— Start —
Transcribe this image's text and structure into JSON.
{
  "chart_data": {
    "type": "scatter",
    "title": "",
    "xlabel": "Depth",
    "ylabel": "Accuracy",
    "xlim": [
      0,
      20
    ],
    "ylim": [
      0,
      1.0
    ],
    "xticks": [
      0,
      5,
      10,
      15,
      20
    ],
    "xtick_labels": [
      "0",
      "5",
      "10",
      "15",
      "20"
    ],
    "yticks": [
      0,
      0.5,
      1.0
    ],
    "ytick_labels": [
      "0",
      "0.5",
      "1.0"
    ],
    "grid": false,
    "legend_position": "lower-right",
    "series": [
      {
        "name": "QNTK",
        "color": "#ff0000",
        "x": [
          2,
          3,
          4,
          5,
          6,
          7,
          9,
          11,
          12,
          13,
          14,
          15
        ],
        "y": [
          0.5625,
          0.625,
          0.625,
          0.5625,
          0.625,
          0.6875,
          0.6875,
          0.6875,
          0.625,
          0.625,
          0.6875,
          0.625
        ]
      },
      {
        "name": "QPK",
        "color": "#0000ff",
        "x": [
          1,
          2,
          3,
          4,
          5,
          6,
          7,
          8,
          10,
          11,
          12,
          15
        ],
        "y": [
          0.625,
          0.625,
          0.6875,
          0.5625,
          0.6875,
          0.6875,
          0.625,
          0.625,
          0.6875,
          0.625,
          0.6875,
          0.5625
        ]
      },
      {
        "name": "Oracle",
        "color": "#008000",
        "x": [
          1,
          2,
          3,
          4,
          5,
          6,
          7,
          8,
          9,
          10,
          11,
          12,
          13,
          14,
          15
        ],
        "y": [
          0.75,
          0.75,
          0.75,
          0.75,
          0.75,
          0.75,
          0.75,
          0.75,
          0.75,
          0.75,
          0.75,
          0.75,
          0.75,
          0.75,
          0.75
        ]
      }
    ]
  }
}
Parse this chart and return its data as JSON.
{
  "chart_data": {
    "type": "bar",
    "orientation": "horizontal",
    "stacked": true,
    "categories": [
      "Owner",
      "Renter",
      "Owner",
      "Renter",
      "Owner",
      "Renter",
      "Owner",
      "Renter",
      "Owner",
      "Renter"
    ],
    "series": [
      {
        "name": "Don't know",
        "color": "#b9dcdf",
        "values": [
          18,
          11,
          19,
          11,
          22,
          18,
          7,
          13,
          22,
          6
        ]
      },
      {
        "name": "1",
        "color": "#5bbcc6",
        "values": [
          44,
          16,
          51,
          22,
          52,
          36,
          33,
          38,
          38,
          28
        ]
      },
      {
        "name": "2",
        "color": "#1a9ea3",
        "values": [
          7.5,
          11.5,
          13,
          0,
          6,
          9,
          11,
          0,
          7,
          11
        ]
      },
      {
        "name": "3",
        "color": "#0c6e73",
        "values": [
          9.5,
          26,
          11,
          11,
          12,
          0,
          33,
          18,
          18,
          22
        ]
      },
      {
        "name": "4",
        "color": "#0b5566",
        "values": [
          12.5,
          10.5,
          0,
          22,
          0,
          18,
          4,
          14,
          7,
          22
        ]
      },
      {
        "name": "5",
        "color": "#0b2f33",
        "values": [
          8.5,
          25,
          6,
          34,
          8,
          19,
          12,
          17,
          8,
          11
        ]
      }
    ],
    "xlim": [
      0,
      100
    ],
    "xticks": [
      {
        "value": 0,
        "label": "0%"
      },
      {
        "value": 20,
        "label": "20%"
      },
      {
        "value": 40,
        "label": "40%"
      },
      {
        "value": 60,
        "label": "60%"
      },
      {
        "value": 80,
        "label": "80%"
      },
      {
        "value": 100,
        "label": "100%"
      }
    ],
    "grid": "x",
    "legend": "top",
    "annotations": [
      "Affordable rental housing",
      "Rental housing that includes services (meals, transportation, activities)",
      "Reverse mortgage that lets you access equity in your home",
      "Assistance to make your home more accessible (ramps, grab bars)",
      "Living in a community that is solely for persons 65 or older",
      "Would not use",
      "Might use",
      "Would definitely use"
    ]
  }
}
— End —
*Problem to solve*:
Quote the listing in full, please, keeping every line exact.

*Reply to the exercise*:
Transcribe this image's text and structure into JSON.
{
  "chart_data": {
    "type": "scatter",
    "title": "",
    "xlabel": "Depth",
    "ylabel": "Accuracy",
    "xlim": [
      0,
      20
    ],
    "ylim": [
      0,
      1.0
    ],
    "xticks": [
      0,
      5,
      10,
      15,
      20
    ],
    "xtick_labels": [
      "0",
      "5",
      "10",
      "15",
      "20"
    ],
    "yticks": [
      0,
      0.5,
      1.0
    ],
    "ytick_labels": [
      "0",
      "0.5",
      "1.0"
    ],
    "grid": false,
    "legend_position": "lower-right",
    "series": [
      {
        "name": "QNTK",
        "color": "#ff0000",
        "x": [
          2,
          3,
          4,
          5,
          6,
          7,
          9,
          11,
          12,
          13,
          14,
          15
        ],
        "y": [
          0.5625,
          0.625,
          0.625,
          0.5625,
          0.625,
          0.6875,
          0.6875,
          0.6875,
          0.625,
          0.625,
          0.6875,
          0.625
        ]
      },
      {
        "name": "QPK",
        "color": "#0000ff",
        "x": [
          1,
          2,
          3,
          4,
          5,
          6,
          7,
          8,
          10,
          11,
          12,
          15
        ],
        "y": [
          0.625,
          0.625,
          0.6875,
          0.5625,
          0.6875,
          0.6875,
          0.625,
          0.625,
          0.6875,
          0.625,
          0.6875,
          0.5625
        ]
      },
      {
        "name": "Oracle",
        "color": "#008000",
        "x": [
          1,
          2,
          3,
          4,
          5,
          6,
          7,
          8,
          9,
          10,
          11,
          12,
          13,
          14,
          15
        ],
        "y": [
          0.75,
          0.75,
          0.75,
          0.75,
          0.75,
          0.75,
          0.75,
          0.75,
          0.75,
          0.75,
          0.75,
          0.75,
          0.75,
          0.75,
          0.75
        ]
      }
    ]
  }
}
Parse this chart and return its data as JSON.
{
  "chart_data": {
    "type": "bar",
    "orientation": "horizontal",
    "stacked": true,
    "categories": [
      "Owner",
      "Renter",
      "Owner",
      "Renter",
      "Owner",
      "Renter",
      "Owner",
      "Renter",
      "Owner",
      "Renter"
    ],
    "series": [
      {
        "name": "Don't know",
        "color": "#b9dcdf",
        "values": [
          18,
          11,
          19,
          11,
          22,
          18,
          7,
          13,
          22,
          6
        ]
      },
      {
        "name": "1",
        "color": "#5bbcc6",
        "values": [
          44,
          16,
          51,
          22,
          52,
          36,
          33,
          38,
          38,
          28
        ]
      },
      {
        "name": "2",
        "color": "#1a9ea3",
        "values": [
          7.5,
          11.5,
          13,
          0,
          6,
          9,
          11,
          0,
          7,
          11
        ]
      },
      {
        "name": "3",
        "color": "#0c6e73",
        "values": [
          9.5,
          26,
          11,
          11,
          12,
          0,
          33,
          18,
          18,
          22
        ]
      },
      {
        "name": "4",
        "color": "#0b5566",
        "values": [
          12.5,
          10.5,
          0,
          22,
          0,
          18,
          4,
          14,
          7,
          22
        ]
      },
      {
        "name": "5",
        "color": "#0b2f33",
        "values": [
          8.5,
          25,
          6,
          34,
          8,
          19,
          12,
          17,
          8,
          11
        ]
      }
    ],
    "xlim": [
      0,
      100
    ],
    "xticks": [
      {
        "value": 0,
        "label": "0%"
      },
      {
        "value": 20,
        "label": "20%"
      },
      {
        "value": 40,
        "label": "40%"
      },
      {
        "value": 60,
        "label": "60%"
      },
      {
        "value": 80,
        "label": "80%"
      },
      {
        "value": 100,
        "label": "100%"
      }
    ],
    "grid": "x",
    "legend": "top",
    "annotations": [
      "Affordable rental housing",
      "Rental housing that includes services (meals, transportation, activities)",
      "Reverse mortgage that lets you access equity in your home",
      "Assistance to make your home more accessible (ramps, grab bars)",
      "Living in a community that is solely for persons 65 or older",
      "Would not use",
      "Might use",
      "Would definitely use"
    ]
  }
}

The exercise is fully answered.